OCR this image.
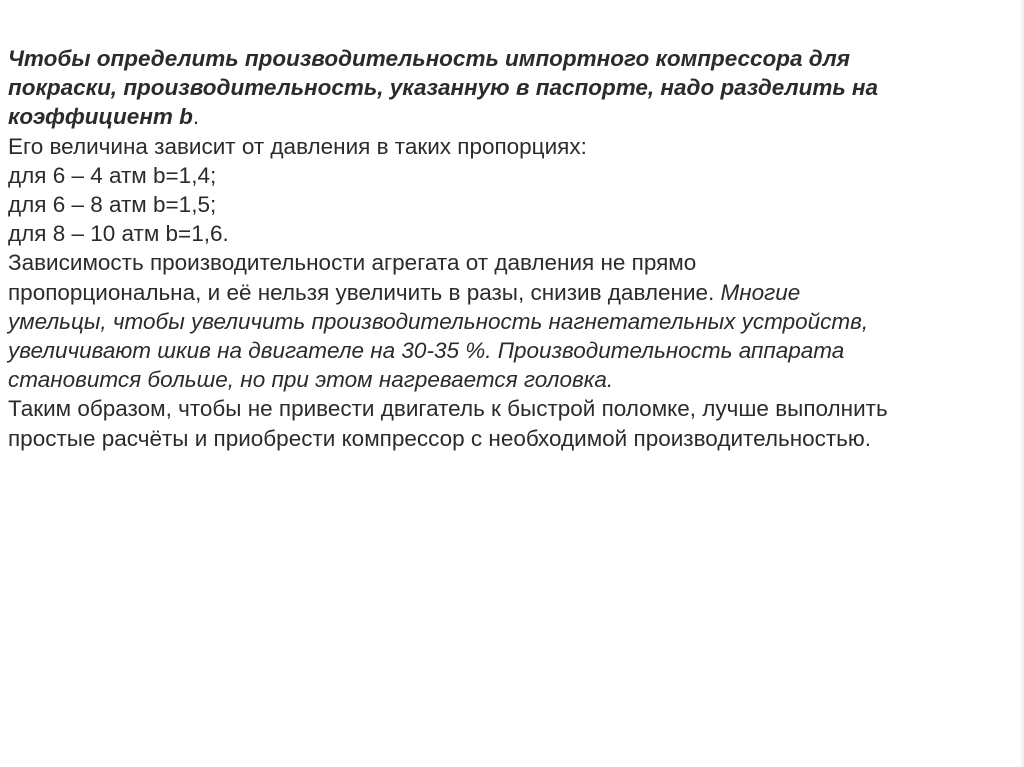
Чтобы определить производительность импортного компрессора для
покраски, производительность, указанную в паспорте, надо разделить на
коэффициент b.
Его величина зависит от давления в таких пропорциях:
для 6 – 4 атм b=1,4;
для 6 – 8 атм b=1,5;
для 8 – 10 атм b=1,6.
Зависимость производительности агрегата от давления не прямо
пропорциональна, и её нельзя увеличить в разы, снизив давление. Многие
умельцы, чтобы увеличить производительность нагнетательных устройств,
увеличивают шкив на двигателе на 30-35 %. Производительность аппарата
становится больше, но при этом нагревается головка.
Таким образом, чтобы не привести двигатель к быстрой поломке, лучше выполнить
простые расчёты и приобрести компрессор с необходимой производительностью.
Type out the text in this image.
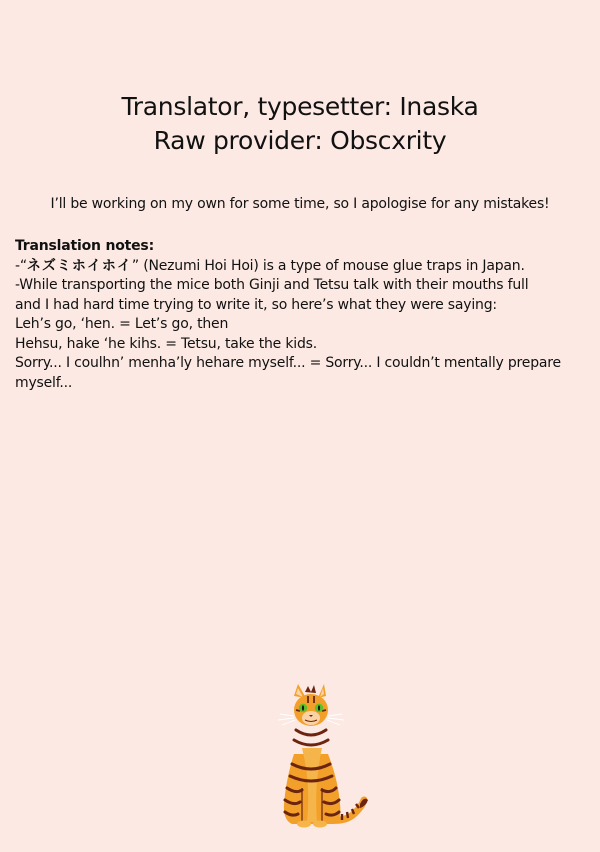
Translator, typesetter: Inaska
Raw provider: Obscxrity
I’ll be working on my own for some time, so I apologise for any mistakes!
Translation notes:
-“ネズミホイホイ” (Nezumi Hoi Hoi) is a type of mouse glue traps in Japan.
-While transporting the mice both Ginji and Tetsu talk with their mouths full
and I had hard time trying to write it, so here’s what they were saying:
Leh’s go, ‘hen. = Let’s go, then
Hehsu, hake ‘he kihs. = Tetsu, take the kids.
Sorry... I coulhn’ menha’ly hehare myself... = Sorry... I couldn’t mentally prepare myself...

**Problem**
Copy out the entries verbatim and leave the images out.

**Solution**
OCR this image.
Чтобы определить производительность импортного компрессора для
покраски, производительность, указанную в паспорте, надо разделить на
коэффициент b.
Его величина зависит от давления в таких пропорциях:
для 6 – 4 атм b=1,4;
для 6 – 8 атм b=1,5;
для 8 – 10 атм b=1,6.
Зависимость производительности агрегата от давления не прямо
пропорциональна, и её нельзя увеличить в разы, снизив давление. Многие
умельцы, чтобы увеличить производительность нагнетательных устройств,
увеличивают шкив на двигателе на 30-35 %. Производительность аппарата
становится больше, но при этом нагревается головка.
Таким образом, чтобы не привести двигатель к быстрой поломке, лучше выполнить
простые расчёты и приобрести компрессор с необходимой производительностью.
Type out the text in this image.
Translator, typesetter: Inaska
Raw provider: Obscxrity
I’ll be working on my own for some time, so I apologise for any mistakes!
Translation notes:
-“ネズミホイホイ” (Nezumi Hoi Hoi) is a type of mouse glue traps in Japan.
-While transporting the mice both Ginji and Tetsu talk with their mouths full
and I had hard time trying to write it, so here’s what they were saying:
Leh’s go, ‘hen. = Let’s go, then
Hehsu, hake ‘he kihs. = Tetsu, take the kids.
Sorry... I coulhn’ menha’ly hehare myself... = Sorry... I couldn’t mentally prepare myself...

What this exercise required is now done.